What to do: Keep only the lines of the data below that contain "this", and copy them.

Figure dataset records
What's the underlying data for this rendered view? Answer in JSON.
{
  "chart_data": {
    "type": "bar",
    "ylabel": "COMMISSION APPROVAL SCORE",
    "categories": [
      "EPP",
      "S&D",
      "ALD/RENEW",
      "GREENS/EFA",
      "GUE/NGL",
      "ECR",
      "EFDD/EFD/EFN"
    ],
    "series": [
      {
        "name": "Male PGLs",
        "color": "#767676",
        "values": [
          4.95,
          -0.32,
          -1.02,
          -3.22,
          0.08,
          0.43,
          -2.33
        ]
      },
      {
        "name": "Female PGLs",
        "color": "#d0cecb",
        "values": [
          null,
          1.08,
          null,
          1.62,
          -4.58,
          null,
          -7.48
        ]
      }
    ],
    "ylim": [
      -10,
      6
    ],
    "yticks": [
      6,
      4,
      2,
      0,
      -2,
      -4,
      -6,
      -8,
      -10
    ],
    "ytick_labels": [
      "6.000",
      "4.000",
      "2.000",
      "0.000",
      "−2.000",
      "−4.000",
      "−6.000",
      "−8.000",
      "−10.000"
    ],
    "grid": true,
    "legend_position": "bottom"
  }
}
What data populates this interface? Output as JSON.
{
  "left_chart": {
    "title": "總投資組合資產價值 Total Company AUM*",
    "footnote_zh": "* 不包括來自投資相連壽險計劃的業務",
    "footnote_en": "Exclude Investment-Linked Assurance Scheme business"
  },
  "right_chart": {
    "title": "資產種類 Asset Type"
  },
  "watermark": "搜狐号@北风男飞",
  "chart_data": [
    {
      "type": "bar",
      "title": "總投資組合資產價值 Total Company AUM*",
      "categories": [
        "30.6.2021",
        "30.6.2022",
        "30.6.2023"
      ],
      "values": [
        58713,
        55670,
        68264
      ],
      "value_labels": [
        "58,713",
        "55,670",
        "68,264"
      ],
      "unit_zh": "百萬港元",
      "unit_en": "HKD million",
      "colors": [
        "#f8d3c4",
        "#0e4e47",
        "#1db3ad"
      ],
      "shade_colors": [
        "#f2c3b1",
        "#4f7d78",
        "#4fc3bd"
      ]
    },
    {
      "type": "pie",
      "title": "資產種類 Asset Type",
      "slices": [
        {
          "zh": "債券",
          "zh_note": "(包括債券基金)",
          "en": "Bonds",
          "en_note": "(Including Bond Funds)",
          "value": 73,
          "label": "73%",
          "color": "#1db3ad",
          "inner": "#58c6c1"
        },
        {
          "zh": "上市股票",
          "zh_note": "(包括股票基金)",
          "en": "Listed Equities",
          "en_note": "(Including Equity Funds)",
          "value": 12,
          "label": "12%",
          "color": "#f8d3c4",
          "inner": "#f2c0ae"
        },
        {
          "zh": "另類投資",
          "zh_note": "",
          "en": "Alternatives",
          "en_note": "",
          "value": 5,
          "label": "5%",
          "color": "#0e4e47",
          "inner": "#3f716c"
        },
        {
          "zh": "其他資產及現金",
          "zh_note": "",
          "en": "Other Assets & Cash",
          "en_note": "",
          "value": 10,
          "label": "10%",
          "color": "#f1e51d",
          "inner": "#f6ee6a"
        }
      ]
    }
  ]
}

* * *

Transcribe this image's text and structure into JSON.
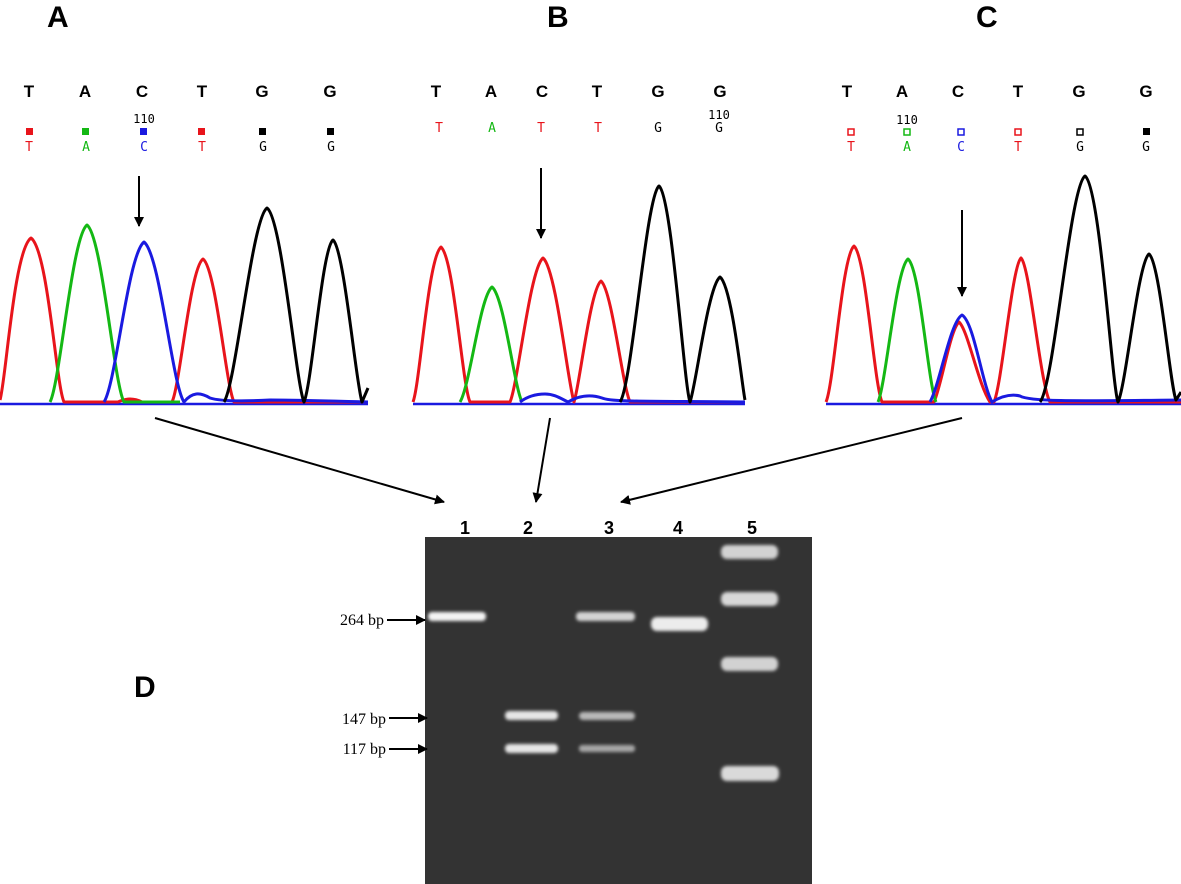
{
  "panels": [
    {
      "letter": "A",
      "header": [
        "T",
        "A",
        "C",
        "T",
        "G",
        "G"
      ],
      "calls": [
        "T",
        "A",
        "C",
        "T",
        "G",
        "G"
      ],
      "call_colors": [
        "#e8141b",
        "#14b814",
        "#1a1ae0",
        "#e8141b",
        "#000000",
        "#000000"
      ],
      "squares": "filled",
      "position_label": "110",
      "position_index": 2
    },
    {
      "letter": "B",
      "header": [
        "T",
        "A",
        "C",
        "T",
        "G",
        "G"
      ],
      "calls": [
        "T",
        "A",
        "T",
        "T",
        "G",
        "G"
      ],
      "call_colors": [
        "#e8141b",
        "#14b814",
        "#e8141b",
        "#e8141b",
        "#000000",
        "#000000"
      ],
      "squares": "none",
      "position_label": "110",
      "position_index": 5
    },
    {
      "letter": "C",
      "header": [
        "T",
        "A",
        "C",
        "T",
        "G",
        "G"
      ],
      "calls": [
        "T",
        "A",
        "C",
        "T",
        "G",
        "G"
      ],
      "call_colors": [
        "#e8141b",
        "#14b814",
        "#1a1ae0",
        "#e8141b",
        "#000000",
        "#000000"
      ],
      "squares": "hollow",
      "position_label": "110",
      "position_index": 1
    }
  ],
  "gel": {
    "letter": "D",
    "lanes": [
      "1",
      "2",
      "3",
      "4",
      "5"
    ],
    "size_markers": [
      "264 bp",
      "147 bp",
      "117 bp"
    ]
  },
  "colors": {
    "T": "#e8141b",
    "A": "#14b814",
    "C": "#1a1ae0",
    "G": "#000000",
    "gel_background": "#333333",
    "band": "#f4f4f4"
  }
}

Output of the exercise:
What's the underlying data for this rendered view? Answer in JSON.
What data populates this interface? Output as JSON.
Transcribe this image's text and structure into JSON.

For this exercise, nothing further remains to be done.